Given task:
Can you write out all of the material below, word for word?

Saved entries:
----------

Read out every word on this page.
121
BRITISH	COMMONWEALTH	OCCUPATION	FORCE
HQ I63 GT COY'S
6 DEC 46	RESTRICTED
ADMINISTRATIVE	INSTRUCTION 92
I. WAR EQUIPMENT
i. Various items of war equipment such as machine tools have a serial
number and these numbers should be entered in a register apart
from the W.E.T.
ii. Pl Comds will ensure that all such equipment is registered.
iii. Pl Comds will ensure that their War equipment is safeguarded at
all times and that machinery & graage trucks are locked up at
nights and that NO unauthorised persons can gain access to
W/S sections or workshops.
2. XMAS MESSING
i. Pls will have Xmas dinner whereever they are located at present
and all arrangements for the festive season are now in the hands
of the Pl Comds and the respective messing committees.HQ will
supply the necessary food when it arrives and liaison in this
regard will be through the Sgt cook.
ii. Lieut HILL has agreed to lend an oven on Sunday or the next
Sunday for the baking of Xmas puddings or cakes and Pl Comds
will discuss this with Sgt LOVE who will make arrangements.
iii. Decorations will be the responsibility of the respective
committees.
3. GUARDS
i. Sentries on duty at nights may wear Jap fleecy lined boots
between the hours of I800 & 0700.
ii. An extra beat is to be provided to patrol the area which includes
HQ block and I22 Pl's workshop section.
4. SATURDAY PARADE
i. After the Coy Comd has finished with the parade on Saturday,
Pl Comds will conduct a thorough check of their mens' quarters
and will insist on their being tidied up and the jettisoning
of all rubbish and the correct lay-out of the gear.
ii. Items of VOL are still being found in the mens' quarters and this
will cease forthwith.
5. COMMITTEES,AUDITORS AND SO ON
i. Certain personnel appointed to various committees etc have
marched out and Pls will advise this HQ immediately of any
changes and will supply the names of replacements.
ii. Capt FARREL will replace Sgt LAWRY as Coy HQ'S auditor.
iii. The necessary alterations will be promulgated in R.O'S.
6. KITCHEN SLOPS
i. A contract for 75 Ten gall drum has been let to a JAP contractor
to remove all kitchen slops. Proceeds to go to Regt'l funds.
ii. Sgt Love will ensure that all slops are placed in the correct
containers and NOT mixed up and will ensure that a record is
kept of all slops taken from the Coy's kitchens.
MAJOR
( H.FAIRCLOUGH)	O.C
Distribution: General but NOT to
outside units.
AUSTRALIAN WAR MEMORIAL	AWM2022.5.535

----------

The result:
Read out every word on this page.
121
BRITISH	COMMONWEALTH	OCCUPATION	FORCE
HQ I63 GT COY'S
6 DEC 46	RESTRICTED
ADMINISTRATIVE	INSTRUCTION 92
I. WAR EQUIPMENT
i. Various items of war equipment such as machine tools have a serial
number and these numbers should be entered in a register apart
from the W.E.T.
ii. Pl Comds will ensure that all such equipment is registered.
iii. Pl Comds will ensure that their War equipment is safeguarded at
all times and that machinery & graage trucks are locked up at
nights and that NO unauthorised persons can gain access to
W/S sections or workshops.
2. XMAS MESSING
i. Pls will have Xmas dinner whereever they are located at present
and all arrangements for the festive season are now in the hands
of the Pl Comds and the respective messing committees.HQ will
supply the necessary food when it arrives and liaison in this
regard will be through the Sgt cook.
ii. Lieut HILL has agreed to lend an oven on Sunday or the next
Sunday for the baking of Xmas puddings or cakes and Pl Comds
will discuss this with Sgt LOVE who will make arrangements.
iii. Decorations will be the responsibility of the respective
committees.
3. GUARDS
i. Sentries on duty at nights may wear Jap fleecy lined boots
between the hours of I800 & 0700.
ii. An extra beat is to be provided to patrol the area which includes
HQ block and I22 Pl's workshop section.
4. SATURDAY PARADE
i. After the Coy Comd has finished with the parade on Saturday,
Pl Comds will conduct a thorough check of their mens' quarters
and will insist on their being tidied up and the jettisoning
of all rubbish and the correct lay-out of the gear.
ii. Items of VOL are still being found in the mens' quarters and this
will cease forthwith.
5. COMMITTEES,AUDITORS AND SO ON
i. Certain personnel appointed to various committees etc have
marched out and Pls will advise this HQ immediately of any
changes and will supply the names of replacements.
ii. Capt FARREL will replace Sgt LAWRY as Coy HQ'S auditor.
iii. The necessary alterations will be promulgated in R.O'S.
6. KITCHEN SLOPS
i. A contract for 75 Ten gall drum has been let to a JAP contractor
to remove all kitchen slops. Proceeds to go to Regt'l funds.
ii. Sgt Love will ensure that all slops are placed in the correct
containers and NOT mixed up and will ensure that a record is
kept of all slops taken from the Coy's kitchens.
MAJOR
( H.FAIRCLOUGH)	O.C
Distribution: General but NOT to
outside units.
AUSTRALIAN WAR MEMORIAL	AWM2022.5.535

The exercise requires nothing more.